### TASK DIRECTIONS
Transcribe the records that follow in their entirety, omitting any pictures.

### THE DATA

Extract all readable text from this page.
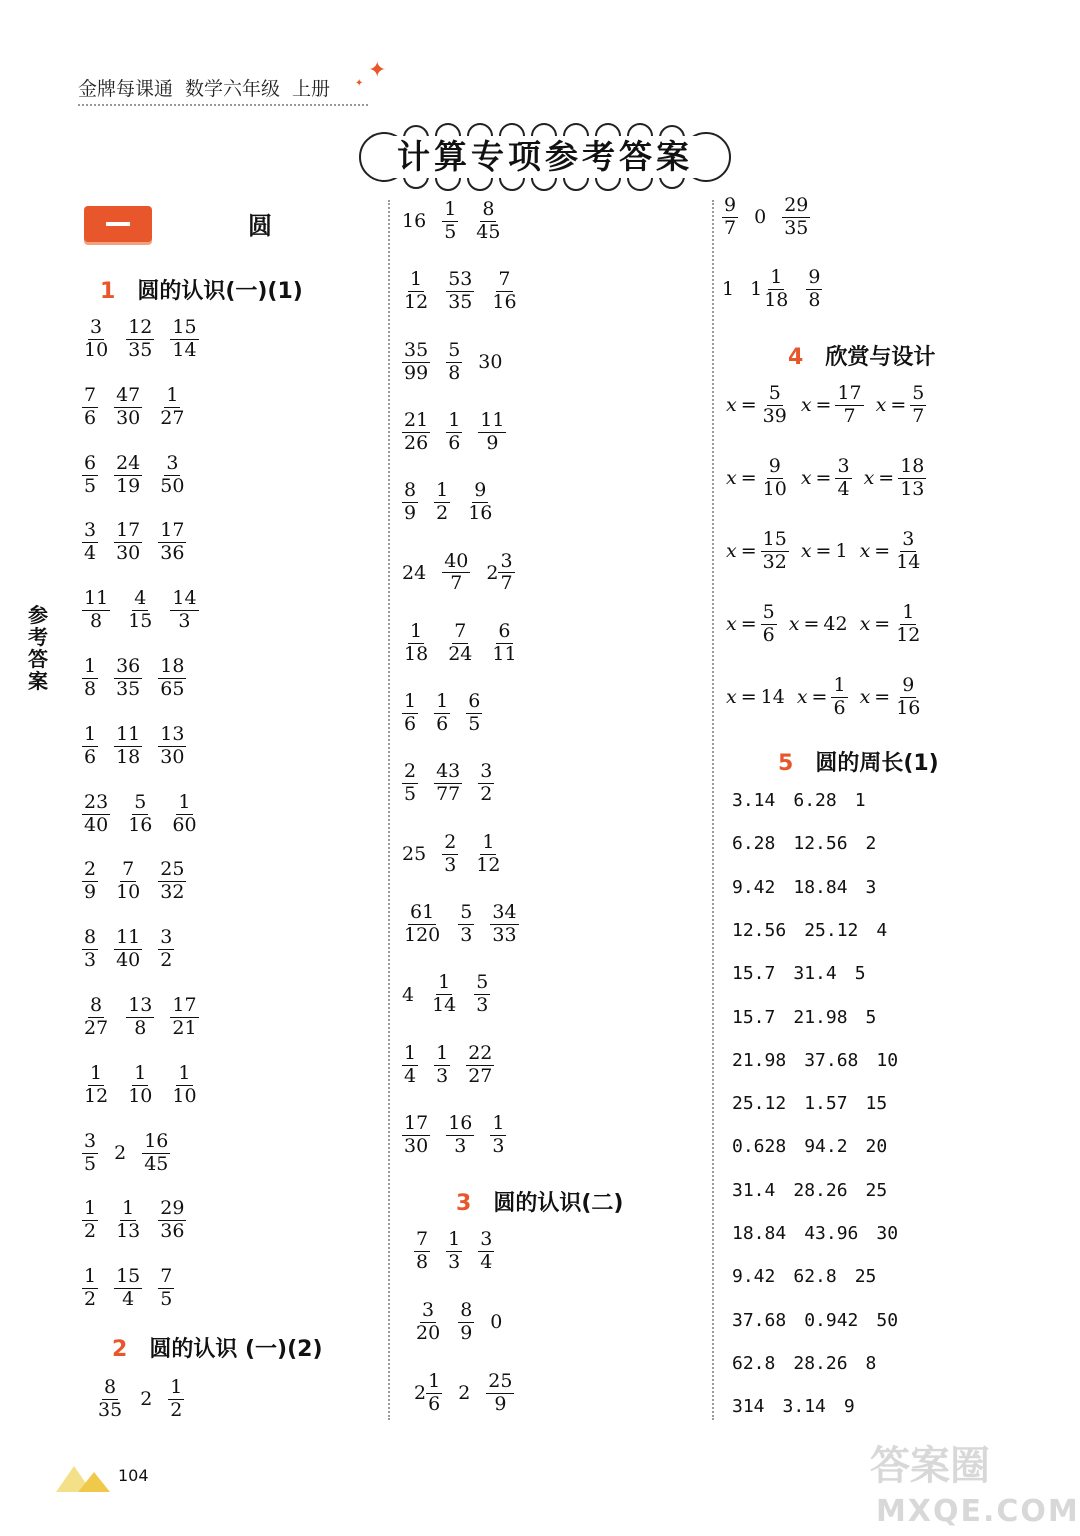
金牌每课通 数学六年级 上册
✦
✦
计算专项参考答案
圆
参考答案
1 圆的认识(一)(1)
2 圆的认识 (一)(2)
3 圆的认识(二)
4 欣赏与设计
5 圆的周长(1)
$\frac{3}{10} \frac{12}{35} \frac{15}{14}$
$\frac{7}{6} \frac{47}{30} \frac{1}{27}$
$\frac{6}{5} \frac{24}{19} \frac{3}{50}$
$\frac{3}{4} \frac{17}{30} \frac{17}{36}$
$\frac{11}{8} \frac{4}{15} \frac{14}{3}$
$\frac{1}{8} \frac{36}{35} \frac{18}{65}$
$\frac{1}{6} \frac{11}{18} \frac{13}{30}$
$\frac{23}{40} \frac{5}{16} \frac{1}{60}$
$\frac{2}{9} \frac{7}{10} \frac{25}{32}$
$\frac{8}{3} \frac{11}{40} \frac{3}{2}$
$\frac{8}{27} \frac{13}{8} \frac{17}{21}$
$\frac{1}{12} \frac{1}{10} \frac{1}{10}$
$\frac{3}{5} 2 \frac{16}{45}$
$\frac{1}{2} \frac{1}{13} \frac{29}{36}$
$\frac{1}{2} \frac{15}{4} \frac{7}{5}$
$\frac{8}{35} 2 \frac{1}{2}$
$16 \frac{1}{5} \frac{8}{45}$
$\frac{1}{12} \frac{53}{35} \frac{7}{16}$
$\frac{35}{99} \frac{5}{8} 30$
$\frac{21}{26} \frac{1}{6} \frac{11}{9}$
$\frac{8}{9} \frac{1}{2} \frac{9}{16}$
$24 \frac{40}{7} 2 \frac{3}{7}$
$\frac{1}{18} \frac{7}{24} \frac{6}{11}$
$\frac{1}{6} \frac{1}{6} \frac{6}{5}$
$\frac{2}{5} \frac{43}{77} \frac{3}{2}$
$25 \frac{2}{3} \frac{1}{12}$
$\frac{61}{120} \frac{5}{3} \frac{34}{33}$
$4 \frac{1}{14} \frac{5}{3}$
$\frac{1}{4} \frac{1}{3} \frac{22}{27}$
$\frac{17}{30} \frac{16}{3} \frac{1}{3}$
$\frac{7}{8} \frac{1}{3} \frac{3}{4}$
$\frac{3}{20} \frac{8}{9} 0$
$2 \frac{1}{6} 2 \frac{25}{9}$
$\frac{9}{7} 0 \frac{29}{35}$
1 $1 \frac{1}{18} \frac{9}{8}$
$x = \frac{5}{39}$ $x = \frac{17}{7}$ $x = \frac{5}{7}$
$x = \frac{9}{10}$ $x = \frac{3}{4}$ $x = \frac{18}{13}$
$x = \frac{15}{32}$ x = 1 $x = \frac{3}{14}$
$x = \frac{5}{6}$ x = 42 $x = \frac{1}{12}$
x = 14 $x = \frac{1}{6}$ $x = \frac{9}{16}$
3.14 6.28 1
6.28 12.56 2
9.42 18.84 3
12.56 25.12 4
15.7 31.4 5
15.7 21.98 5
21.98 37.68 10
25.12 1.57 15
0.628 94.2 20
31.4 28.26 25
18.84 43.96 30
9.42 62.8 25
37.68 0.942 50
62.8 28.26 8
314 3.14 9
104	答案圈
MXQE.COM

### TASK RESULT
Extract all readable text from this page.
金牌每课通 数学六年级 上册
✦
✦
计算专项参考答案
圆
参考答案
1 圆的认识(一)(1)
2 圆的认识 (一)(2)
3 圆的认识(二)
4 欣赏与设计
5 圆的周长(1)
$\frac{3}{10} \frac{12}{35} \frac{15}{14}$
$\frac{7}{6} \frac{47}{30} \frac{1}{27}$
$\frac{6}{5} \frac{24}{19} \frac{3}{50}$
$\frac{3}{4} \frac{17}{30} \frac{17}{36}$
$\frac{11}{8} \frac{4}{15} \frac{14}{3}$
$\frac{1}{8} \frac{36}{35} \frac{18}{65}$
$\frac{1}{6} \frac{11}{18} \frac{13}{30}$
$\frac{23}{40} \frac{5}{16} \frac{1}{60}$
$\frac{2}{9} \frac{7}{10} \frac{25}{32}$
$\frac{8}{3} \frac{11}{40} \frac{3}{2}$
$\frac{8}{27} \frac{13}{8} \frac{17}{21}$
$\frac{1}{12} \frac{1}{10} \frac{1}{10}$
$\frac{3}{5} 2 \frac{16}{45}$
$\frac{1}{2} \frac{1}{13} \frac{29}{36}$
$\frac{1}{2} \frac{15}{4} \frac{7}{5}$
$\frac{8}{35} 2 \frac{1}{2}$
$16 \frac{1}{5} \frac{8}{45}$
$\frac{1}{12} \frac{53}{35} \frac{7}{16}$
$\frac{35}{99} \frac{5}{8} 30$
$\frac{21}{26} \frac{1}{6} \frac{11}{9}$
$\frac{8}{9} \frac{1}{2} \frac{9}{16}$
$24 \frac{40}{7} 2 \frac{3}{7}$
$\frac{1}{18} \frac{7}{24} \frac{6}{11}$
$\frac{1}{6} \frac{1}{6} \frac{6}{5}$
$\frac{2}{5} \frac{43}{77} \frac{3}{2}$
$25 \frac{2}{3} \frac{1}{12}$
$\frac{61}{120} \frac{5}{3} \frac{34}{33}$
$4 \frac{1}{14} \frac{5}{3}$
$\frac{1}{4} \frac{1}{3} \frac{22}{27}$
$\frac{17}{30} \frac{16}{3} \frac{1}{3}$
$\frac{7}{8} \frac{1}{3} \frac{3}{4}$
$\frac{3}{20} \frac{8}{9} 0$
$2 \frac{1}{6} 2 \frac{25}{9}$
$\frac{9}{7} 0 \frac{29}{35}$
1 $1 \frac{1}{18} \frac{9}{8}$
$x = \frac{5}{39}$ $x = \frac{17}{7}$ $x = \frac{5}{7}$
$x = \frac{9}{10}$ $x = \frac{3}{4}$ $x = \frac{18}{13}$
$x = \frac{15}{32}$ x = 1 $x = \frac{3}{14}$
$x = \frac{5}{6}$ x = 42 $x = \frac{1}{12}$
x = 14 $x = \frac{1}{6}$ $x = \frac{9}{16}$
3.14 6.28 1
6.28 12.56 2
9.42 18.84 3
12.56 25.12 4
15.7 31.4 5
15.7 21.98 5
21.98 37.68 10
25.12 1.57 15
0.628 94.2 20
31.4 28.26 25
18.84 43.96 30
9.42 62.8 25
37.68 0.942 50
62.8 28.26 8
314 3.14 9
104	答案圈
MXQE.COM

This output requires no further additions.